**GIVEN EXERCISE**
Filter the data below for the string "Monitor" and copy each matching line.

**STORED DATA**

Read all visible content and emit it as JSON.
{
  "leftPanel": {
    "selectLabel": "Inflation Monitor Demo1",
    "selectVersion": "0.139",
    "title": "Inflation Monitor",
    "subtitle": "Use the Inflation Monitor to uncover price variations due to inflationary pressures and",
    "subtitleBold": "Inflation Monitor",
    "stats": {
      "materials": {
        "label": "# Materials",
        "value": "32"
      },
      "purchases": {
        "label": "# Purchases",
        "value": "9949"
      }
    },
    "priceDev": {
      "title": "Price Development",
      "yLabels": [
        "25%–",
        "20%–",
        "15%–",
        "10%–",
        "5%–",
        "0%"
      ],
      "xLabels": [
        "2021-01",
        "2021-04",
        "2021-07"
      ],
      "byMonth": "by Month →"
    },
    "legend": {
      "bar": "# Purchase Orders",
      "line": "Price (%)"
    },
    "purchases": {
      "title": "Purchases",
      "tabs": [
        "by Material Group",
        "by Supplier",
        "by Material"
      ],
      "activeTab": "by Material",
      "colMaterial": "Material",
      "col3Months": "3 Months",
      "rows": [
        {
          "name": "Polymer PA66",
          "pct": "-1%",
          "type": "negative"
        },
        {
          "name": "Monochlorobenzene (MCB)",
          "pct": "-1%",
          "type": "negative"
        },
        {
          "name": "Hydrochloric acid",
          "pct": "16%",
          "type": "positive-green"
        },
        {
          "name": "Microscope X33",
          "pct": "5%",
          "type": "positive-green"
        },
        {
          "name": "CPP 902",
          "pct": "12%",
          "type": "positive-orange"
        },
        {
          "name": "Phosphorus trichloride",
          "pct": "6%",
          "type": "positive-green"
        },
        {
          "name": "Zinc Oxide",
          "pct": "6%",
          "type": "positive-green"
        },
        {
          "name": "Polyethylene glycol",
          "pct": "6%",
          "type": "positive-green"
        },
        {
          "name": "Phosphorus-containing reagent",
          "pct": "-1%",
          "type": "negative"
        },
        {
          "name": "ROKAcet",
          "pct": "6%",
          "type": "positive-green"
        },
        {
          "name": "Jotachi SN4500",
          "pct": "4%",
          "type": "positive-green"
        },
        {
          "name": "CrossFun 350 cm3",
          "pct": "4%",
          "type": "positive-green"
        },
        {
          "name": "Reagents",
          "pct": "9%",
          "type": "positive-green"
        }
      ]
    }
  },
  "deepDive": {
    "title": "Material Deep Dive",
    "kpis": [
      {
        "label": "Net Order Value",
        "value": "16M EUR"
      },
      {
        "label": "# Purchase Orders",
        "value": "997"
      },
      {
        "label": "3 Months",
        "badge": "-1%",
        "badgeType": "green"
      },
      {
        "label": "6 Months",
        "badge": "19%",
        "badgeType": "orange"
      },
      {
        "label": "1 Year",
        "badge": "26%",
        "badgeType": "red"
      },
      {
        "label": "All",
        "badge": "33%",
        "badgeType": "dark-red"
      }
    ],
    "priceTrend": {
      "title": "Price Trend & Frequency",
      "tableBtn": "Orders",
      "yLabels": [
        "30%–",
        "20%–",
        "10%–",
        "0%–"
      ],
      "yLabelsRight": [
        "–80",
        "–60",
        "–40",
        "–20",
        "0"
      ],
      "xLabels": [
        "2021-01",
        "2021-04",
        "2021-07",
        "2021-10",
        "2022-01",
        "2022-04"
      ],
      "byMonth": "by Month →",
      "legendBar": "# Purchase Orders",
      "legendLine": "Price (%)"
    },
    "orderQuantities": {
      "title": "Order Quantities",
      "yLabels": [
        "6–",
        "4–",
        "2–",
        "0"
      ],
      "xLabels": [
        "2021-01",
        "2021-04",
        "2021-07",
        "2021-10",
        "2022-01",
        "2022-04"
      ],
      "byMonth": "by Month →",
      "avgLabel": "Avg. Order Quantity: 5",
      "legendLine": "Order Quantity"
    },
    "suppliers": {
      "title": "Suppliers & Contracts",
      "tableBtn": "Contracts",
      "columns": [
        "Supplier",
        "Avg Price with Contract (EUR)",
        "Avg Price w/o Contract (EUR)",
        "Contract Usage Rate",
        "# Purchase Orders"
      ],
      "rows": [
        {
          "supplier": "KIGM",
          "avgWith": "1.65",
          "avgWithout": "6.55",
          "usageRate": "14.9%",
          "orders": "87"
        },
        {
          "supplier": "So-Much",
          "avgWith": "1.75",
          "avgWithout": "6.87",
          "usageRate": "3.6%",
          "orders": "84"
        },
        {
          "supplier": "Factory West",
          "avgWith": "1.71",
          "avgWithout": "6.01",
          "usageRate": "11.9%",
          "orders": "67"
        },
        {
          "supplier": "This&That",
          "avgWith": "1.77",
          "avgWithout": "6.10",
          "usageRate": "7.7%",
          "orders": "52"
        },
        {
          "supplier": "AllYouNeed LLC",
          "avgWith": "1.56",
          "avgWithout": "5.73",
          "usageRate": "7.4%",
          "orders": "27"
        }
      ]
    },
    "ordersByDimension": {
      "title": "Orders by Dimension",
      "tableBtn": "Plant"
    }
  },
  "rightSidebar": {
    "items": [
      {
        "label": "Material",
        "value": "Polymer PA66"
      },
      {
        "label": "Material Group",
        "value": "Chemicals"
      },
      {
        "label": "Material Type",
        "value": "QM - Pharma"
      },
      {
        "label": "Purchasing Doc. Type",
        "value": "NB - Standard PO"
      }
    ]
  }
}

**TASK RESPONSE**
    "selectLabel": "Inflation Monitor Demo1",
    "title": "Inflation Monitor",
    "subtitle": "Use the Inflation Monitor to uncover price variations due to inflationary pressures and",
    "subtitleBold": "Inflation Monitor",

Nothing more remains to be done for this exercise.